Assignment: What you return must match every record word for word.

----- Provided entries

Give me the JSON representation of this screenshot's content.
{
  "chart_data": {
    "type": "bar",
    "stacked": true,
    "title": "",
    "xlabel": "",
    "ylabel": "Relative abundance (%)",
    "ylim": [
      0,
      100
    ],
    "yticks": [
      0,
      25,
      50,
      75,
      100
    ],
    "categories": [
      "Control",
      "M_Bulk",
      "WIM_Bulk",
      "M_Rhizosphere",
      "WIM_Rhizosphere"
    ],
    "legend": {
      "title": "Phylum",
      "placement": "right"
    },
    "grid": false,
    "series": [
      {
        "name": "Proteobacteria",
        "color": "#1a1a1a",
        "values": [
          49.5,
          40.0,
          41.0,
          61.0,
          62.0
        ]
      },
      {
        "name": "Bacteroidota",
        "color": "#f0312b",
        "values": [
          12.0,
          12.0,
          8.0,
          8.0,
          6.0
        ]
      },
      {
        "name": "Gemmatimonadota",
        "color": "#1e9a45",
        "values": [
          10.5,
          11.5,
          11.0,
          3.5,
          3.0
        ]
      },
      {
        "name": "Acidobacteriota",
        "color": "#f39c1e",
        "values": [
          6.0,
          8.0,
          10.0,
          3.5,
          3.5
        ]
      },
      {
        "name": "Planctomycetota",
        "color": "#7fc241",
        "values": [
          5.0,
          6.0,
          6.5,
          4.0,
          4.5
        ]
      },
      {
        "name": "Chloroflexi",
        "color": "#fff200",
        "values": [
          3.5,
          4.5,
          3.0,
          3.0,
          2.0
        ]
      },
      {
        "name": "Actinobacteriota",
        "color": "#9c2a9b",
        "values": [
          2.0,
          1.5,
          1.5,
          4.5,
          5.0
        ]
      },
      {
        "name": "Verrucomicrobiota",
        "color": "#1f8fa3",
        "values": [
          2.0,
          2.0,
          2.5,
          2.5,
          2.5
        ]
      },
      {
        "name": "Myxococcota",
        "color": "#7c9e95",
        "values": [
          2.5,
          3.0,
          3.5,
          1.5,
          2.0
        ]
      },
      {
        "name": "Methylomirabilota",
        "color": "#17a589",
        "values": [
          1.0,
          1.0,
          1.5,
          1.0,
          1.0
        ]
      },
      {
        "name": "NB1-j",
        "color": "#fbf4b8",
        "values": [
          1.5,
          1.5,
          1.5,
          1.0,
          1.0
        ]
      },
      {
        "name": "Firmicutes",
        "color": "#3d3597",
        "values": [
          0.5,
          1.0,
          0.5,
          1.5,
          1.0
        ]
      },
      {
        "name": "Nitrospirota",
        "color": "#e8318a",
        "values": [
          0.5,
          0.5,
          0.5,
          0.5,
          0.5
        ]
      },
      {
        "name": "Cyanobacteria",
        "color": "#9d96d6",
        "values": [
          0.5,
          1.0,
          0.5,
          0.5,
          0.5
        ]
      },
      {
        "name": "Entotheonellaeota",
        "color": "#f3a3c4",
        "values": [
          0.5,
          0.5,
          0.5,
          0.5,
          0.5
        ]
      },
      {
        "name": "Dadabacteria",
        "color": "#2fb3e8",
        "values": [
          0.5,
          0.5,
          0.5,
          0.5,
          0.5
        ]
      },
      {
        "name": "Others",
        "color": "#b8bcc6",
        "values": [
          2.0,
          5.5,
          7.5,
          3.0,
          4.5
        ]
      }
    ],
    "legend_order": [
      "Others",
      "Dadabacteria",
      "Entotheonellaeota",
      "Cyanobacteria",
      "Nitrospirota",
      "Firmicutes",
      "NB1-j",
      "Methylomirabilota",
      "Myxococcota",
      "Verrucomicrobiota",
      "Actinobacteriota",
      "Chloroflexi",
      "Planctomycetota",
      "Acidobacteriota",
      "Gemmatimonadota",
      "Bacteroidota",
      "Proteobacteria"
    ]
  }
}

----------

Your response:
Give me the JSON representation of this screenshot's content.
{
  "chart_data": {
    "type": "bar",
    "stacked": true,
    "title": "",
    "xlabel": "",
    "ylabel": "Relative abundance (%)",
    "ylim": [
      0,
      100
    ],
    "yticks": [
      0,
      25,
      50,
      75,
      100
    ],
    "categories": [
      "Control",
      "M_Bulk",
      "WIM_Bulk",
      "M_Rhizosphere",
      "WIM_Rhizosphere"
    ],
    "legend": {
      "title": "Phylum",
      "placement": "right"
    },
    "grid": false,
    "series": [
      {
        "name": "Proteobacteria",
        "color": "#1a1a1a",
        "values": [
          49.5,
          40.0,
          41.0,
          61.0,
          62.0
        ]
      },
      {
        "name": "Bacteroidota",
        "color": "#f0312b",
        "values": [
          12.0,
          12.0,
          8.0,
          8.0,
          6.0
        ]
      },
      {
        "name": "Gemmatimonadota",
        "color": "#1e9a45",
        "values": [
          10.5,
          11.5,
          11.0,
          3.5,
          3.0
        ]
      },
      {
        "name": "Acidobacteriota",
        "color": "#f39c1e",
        "values": [
          6.0,
          8.0,
          10.0,
          3.5,
          3.5
        ]
      },
      {
        "name": "Planctomycetota",
        "color": "#7fc241",
        "values": [
          5.0,
          6.0,
          6.5,
          4.0,
          4.5
        ]
      },
      {
        "name": "Chloroflexi",
        "color": "#fff200",
        "values": [
          3.5,
          4.5,
          3.0,
          3.0,
          2.0
        ]
      },
      {
        "name": "Actinobacteriota",
        "color": "#9c2a9b",
        "values": [
          2.0,
          1.5,
          1.5,
          4.5,
          5.0
        ]
      },
      {
        "name": "Verrucomicrobiota",
        "color": "#1f8fa3",
        "values": [
          2.0,
          2.0,
          2.5,
          2.5,
          2.5
        ]
      },
      {
        "name": "Myxococcota",
        "color": "#7c9e95",
        "values": [
          2.5,
          3.0,
          3.5,
          1.5,
          2.0
        ]
      },
      {
        "name": "Methylomirabilota",
        "color": "#17a589",
        "values": [
          1.0,
          1.0,
          1.5,
          1.0,
          1.0
        ]
      },
      {
        "name": "NB1-j",
        "color": "#fbf4b8",
        "values": [
          1.5,
          1.5,
          1.5,
          1.0,
          1.0
        ]
      },
      {
        "name": "Firmicutes",
        "color": "#3d3597",
        "values": [
          0.5,
          1.0,
          0.5,
          1.5,
          1.0
        ]
      },
      {
        "name": "Nitrospirota",
        "color": "#e8318a",
        "values": [
          0.5,
          0.5,
          0.5,
          0.5,
          0.5
        ]
      },
      {
        "name": "Cyanobacteria",
        "color": "#9d96d6",
        "values": [
          0.5,
          1.0,
          0.5,
          0.5,
          0.5
        ]
      },
      {
        "name": "Entotheonellaeota",
        "color": "#f3a3c4",
        "values": [
          0.5,
          0.5,
          0.5,
          0.5,
          0.5
        ]
      },
      {
        "name": "Dadabacteria",
        "color": "#2fb3e8",
        "values": [
          0.5,
          0.5,
          0.5,
          0.5,
          0.5
        ]
      },
      {
        "name": "Others",
        "color": "#b8bcc6",
        "values": [
          2.0,
          5.5,
          7.5,
          3.0,
          4.5
        ]
      }
    ],
    "legend_order": [
      "Others",
      "Dadabacteria",
      "Entotheonellaeota",
      "Cyanobacteria",
      "Nitrospirota",
      "Firmicutes",
      "NB1-j",
      "Methylomirabilota",
      "Myxococcota",
      "Verrucomicrobiota",
      "Actinobacteriota",
      "Chloroflexi",
      "Planctomycetota",
      "Acidobacteriota",
      "Gemmatimonadota",
      "Bacteroidota",
      "Proteobacteria"
    ]
  }
}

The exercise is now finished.